Exercise requirements =
(a) Decide whether each statement below agrees with the whiteboard text, and answer yes or no, quoting the words of the text that decide it. (i) A room's time to live is 24 hours unless configured otherwise. (ii) The board is divided into five sections. (iii) Rooms are kept in storage after they are closed.
(b) Reproduce the whiteboard text between "When multiple Claude" and "TTL (default 24h)", inclusive.

Reading text =
Shared context for multiple Claude Code sessions working on the same project.

When multiple Claude Code sessions work on different parts of a project, context gets lost. The whiteboard gives them a direct channel to share contracts, decisions, alerts, and questions — no human relay needed.

The problem

Dev A -> Claude A -> Human A -> Human B -> Claude B -> Dev B

This game of telephone breaks down on every handoff. The whiteboard eliminates the middle:

Claude A <---> Whiteboard <---> Claude B

What it does

  • Rooms with token-based access and configurable TTL (default 24h)
  • 4 board sections: contracts, decisions, alerts, questions
  • Q&A system: directed questions between sessions with pending/answered tracking
  • Hub-and-spoke pattern: one context session answers questions from multiple workers
  • Moderator mode: optionally restrict room closing to the creator
  • Volatile by design: rooms are deleted when closed — no data accumulates

Quick start

1. Run

git clone https://github.com/thebackpackdevorg/whiteboard-mcp-server.git
cd whiteboard-mcp-server
docker compose up -d

The server starts on port 8080.

2. Register in Claude Code

claude mcp add whiteboard http://localhost:8080/mcp -t http

Or add to ~/.claude/settings.json:

{
  "mcpServers": {
    "whiteboard": {
      "type": "http",
      "url": "http://localhost:8080/mcp"
    }
  }
}

3. Use it

Session A creates a room:

Claude A -> room_create(name="payments-risk", description="Sprint 42 integration")
  Returns: Token: xK9mQ2pL...

Session B joins and sees the board:

Claude B -> room_join(room="payments-risk", token="xK9mQ2pL...", alias="claude-risk")

Listed entries =
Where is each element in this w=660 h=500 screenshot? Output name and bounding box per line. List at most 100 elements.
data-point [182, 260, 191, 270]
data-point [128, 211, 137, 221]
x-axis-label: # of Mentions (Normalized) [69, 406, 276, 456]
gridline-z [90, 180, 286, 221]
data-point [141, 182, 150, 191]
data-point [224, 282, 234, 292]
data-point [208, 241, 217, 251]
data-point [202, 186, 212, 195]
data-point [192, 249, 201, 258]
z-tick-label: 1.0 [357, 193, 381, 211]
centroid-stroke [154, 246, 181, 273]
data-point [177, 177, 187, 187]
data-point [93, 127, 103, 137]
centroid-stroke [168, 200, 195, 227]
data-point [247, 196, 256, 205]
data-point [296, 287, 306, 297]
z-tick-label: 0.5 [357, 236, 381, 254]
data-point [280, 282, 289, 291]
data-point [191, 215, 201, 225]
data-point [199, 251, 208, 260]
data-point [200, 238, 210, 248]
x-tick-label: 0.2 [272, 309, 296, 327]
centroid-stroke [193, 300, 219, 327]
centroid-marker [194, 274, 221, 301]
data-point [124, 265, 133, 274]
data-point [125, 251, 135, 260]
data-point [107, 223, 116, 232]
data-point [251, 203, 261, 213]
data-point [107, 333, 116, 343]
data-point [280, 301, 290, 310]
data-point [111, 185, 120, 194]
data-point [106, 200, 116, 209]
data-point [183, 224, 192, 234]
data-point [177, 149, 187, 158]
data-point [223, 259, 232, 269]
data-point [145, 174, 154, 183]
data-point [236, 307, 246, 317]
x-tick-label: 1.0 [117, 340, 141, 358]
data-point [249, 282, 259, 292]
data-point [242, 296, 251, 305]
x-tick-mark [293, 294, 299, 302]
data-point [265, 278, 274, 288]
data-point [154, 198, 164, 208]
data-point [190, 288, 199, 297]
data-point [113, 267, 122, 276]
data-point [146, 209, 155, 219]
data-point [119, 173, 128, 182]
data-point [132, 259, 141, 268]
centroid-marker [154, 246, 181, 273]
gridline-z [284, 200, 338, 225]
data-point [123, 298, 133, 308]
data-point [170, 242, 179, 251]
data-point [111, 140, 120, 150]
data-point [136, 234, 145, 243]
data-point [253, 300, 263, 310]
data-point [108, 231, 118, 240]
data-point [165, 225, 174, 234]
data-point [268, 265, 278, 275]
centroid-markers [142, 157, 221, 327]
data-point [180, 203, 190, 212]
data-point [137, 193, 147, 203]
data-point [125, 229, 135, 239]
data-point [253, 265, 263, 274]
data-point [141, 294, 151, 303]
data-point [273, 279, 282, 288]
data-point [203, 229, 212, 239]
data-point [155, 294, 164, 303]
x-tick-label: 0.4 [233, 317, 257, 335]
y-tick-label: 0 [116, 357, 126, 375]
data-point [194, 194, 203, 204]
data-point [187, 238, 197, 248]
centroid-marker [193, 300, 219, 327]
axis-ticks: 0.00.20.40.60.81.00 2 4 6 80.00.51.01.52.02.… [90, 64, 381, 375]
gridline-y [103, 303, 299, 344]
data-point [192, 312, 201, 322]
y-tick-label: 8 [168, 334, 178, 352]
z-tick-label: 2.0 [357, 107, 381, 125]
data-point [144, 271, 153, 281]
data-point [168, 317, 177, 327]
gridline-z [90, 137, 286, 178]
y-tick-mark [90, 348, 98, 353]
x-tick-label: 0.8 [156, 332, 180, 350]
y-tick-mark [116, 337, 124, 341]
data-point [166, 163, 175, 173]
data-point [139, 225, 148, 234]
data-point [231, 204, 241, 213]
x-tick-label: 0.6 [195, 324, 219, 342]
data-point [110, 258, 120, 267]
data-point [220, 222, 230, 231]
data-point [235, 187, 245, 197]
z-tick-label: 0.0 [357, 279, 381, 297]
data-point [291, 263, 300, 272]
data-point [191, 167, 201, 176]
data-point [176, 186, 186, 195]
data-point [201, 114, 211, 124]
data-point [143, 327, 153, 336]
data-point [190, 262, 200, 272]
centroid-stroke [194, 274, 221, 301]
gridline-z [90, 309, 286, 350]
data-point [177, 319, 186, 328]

Task-by-task outputs =
(a)
(i) Yes: "configurable TTL (default 24h)"
(ii) No: "4 board sections: contracts, decisions, alerts, questions"
(iii) No: "rooms are deleted when closed — no data accumulates"

(b)
When multiple Claude Code sessions work on different parts of a project, context gets lost. The whiteboard gives them a direct channel to share contracts, decisions, alerts, and questions — no human relay needed.

The problem

Dev A -> Claude A -> Human A -> Human B -> Claude B -> Dev B

This game of telephone breaks down on every handoff. The whiteboard eliminates the middle:

Claude A <---> Whiteboard <---> Claude B

What it does

  • Rooms with token-based access and configurable TTL (default 24h)